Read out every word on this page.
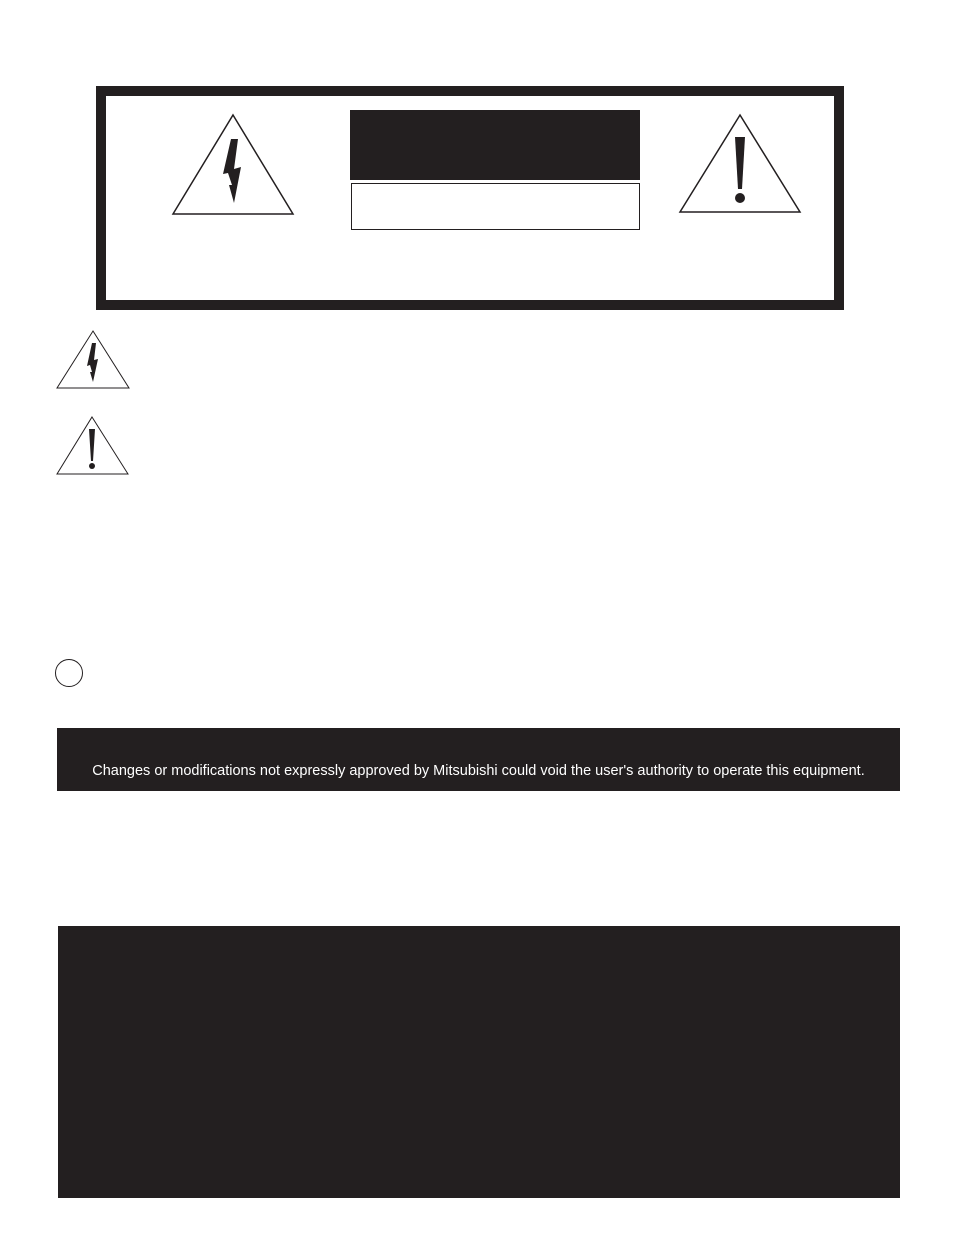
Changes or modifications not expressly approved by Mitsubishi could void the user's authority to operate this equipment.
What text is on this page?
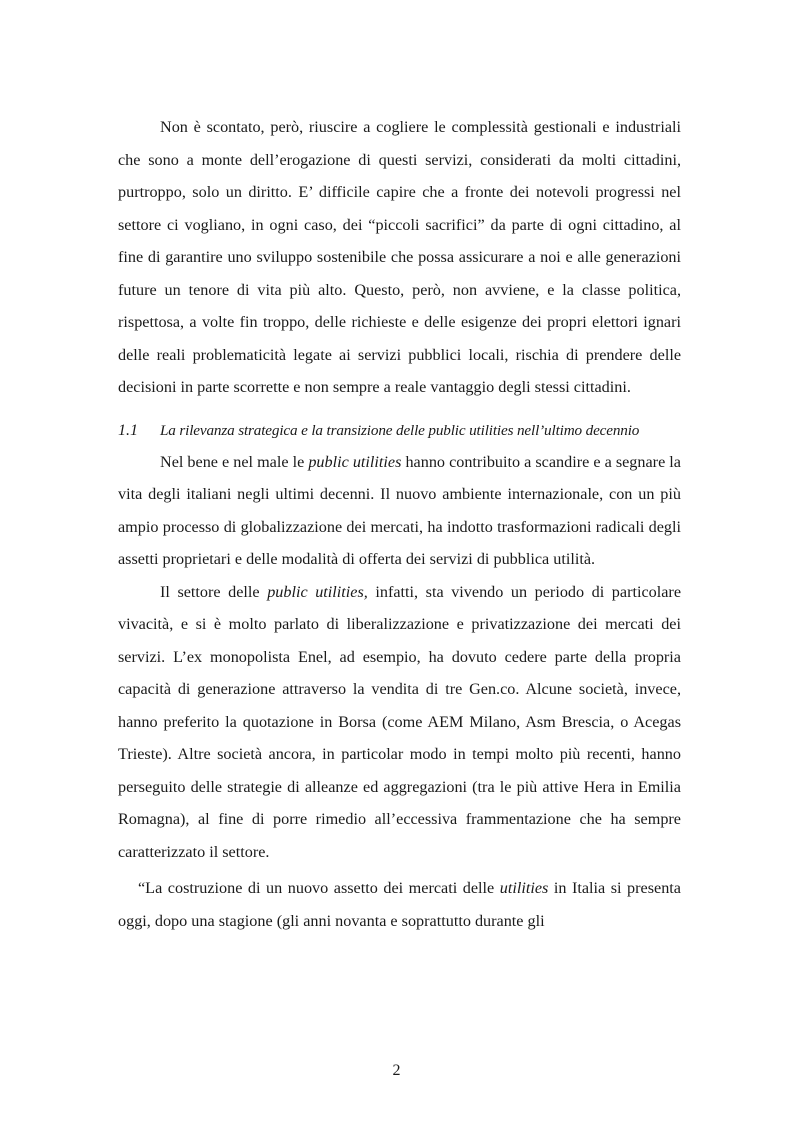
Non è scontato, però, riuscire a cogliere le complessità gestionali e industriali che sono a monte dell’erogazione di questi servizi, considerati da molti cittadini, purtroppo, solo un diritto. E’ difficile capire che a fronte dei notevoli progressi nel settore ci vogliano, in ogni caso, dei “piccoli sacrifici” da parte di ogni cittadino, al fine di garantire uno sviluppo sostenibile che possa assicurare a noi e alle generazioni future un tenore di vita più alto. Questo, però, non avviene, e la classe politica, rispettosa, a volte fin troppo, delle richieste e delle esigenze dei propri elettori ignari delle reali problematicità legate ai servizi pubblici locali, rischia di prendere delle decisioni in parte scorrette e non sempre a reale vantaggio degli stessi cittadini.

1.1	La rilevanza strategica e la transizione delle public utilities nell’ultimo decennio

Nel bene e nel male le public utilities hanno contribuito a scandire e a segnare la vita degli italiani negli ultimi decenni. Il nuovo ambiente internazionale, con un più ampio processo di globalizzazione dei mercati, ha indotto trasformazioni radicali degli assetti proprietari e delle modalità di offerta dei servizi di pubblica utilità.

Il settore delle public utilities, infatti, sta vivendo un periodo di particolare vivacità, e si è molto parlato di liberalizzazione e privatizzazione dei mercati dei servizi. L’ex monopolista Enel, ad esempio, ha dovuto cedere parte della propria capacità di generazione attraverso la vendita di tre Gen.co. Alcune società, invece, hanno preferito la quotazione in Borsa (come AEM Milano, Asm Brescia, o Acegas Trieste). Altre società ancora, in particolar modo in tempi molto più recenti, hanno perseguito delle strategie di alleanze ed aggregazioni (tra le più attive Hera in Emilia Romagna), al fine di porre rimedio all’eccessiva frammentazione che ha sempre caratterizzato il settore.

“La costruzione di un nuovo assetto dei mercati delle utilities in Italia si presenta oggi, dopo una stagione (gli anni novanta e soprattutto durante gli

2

######

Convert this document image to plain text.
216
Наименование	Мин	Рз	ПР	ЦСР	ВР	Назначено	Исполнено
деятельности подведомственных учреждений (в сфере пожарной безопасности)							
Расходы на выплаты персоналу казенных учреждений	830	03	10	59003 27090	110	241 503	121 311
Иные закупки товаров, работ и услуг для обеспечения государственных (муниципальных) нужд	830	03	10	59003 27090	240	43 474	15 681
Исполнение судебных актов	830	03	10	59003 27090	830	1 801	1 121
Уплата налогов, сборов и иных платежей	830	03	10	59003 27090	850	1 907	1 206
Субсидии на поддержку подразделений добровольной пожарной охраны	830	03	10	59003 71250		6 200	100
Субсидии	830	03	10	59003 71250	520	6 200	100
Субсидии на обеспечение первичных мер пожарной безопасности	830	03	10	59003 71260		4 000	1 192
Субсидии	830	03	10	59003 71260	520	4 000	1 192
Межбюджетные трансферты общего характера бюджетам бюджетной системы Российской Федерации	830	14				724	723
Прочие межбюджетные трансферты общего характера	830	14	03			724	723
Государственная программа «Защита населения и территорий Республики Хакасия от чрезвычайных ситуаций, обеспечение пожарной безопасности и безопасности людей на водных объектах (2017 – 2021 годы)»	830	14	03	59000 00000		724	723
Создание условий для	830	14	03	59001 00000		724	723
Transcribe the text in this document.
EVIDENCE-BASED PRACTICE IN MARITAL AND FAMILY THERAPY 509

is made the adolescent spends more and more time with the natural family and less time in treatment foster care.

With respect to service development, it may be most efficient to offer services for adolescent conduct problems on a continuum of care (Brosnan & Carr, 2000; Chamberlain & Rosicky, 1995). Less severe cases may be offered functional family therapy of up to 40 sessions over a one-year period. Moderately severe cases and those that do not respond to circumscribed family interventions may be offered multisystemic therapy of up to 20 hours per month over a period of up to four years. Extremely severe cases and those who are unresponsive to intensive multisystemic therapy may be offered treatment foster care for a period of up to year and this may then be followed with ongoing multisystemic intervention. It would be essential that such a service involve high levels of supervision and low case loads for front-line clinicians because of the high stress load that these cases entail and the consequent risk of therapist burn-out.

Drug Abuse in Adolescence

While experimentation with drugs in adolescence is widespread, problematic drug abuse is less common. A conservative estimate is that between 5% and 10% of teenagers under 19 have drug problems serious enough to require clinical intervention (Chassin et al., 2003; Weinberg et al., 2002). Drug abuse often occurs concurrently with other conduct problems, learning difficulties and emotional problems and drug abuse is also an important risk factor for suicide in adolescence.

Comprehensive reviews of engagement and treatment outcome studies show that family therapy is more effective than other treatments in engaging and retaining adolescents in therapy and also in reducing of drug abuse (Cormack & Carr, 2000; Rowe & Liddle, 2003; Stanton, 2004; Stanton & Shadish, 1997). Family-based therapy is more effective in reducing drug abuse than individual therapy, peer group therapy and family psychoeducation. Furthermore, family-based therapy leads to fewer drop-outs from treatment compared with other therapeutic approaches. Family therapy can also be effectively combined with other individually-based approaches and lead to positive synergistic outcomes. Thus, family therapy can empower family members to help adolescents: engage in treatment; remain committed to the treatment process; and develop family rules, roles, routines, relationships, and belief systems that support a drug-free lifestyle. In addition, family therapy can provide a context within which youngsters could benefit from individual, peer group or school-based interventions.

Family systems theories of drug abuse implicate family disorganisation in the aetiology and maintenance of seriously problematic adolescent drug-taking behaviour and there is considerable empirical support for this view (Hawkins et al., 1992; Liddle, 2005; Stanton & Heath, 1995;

######

● What you are asked to do
Go through the material line by line. Show each line that contains the string "безопасности".

● Answer below
деятельности подведомственных учреждений (в сфере пожарной безопасности)							
Субсидии на обеспечение первичных мер пожарной безопасности	830	03	10	59003 71260		4 000	1 192
Государственная программа «Защита населения и территорий Республики Хакасия от чрезвычайных ситуаций, обеспечение пожарной безопасности и безопасности людей на водных объектах (2017 – 2021 годы)»	830	14	03	59000 00000		724	723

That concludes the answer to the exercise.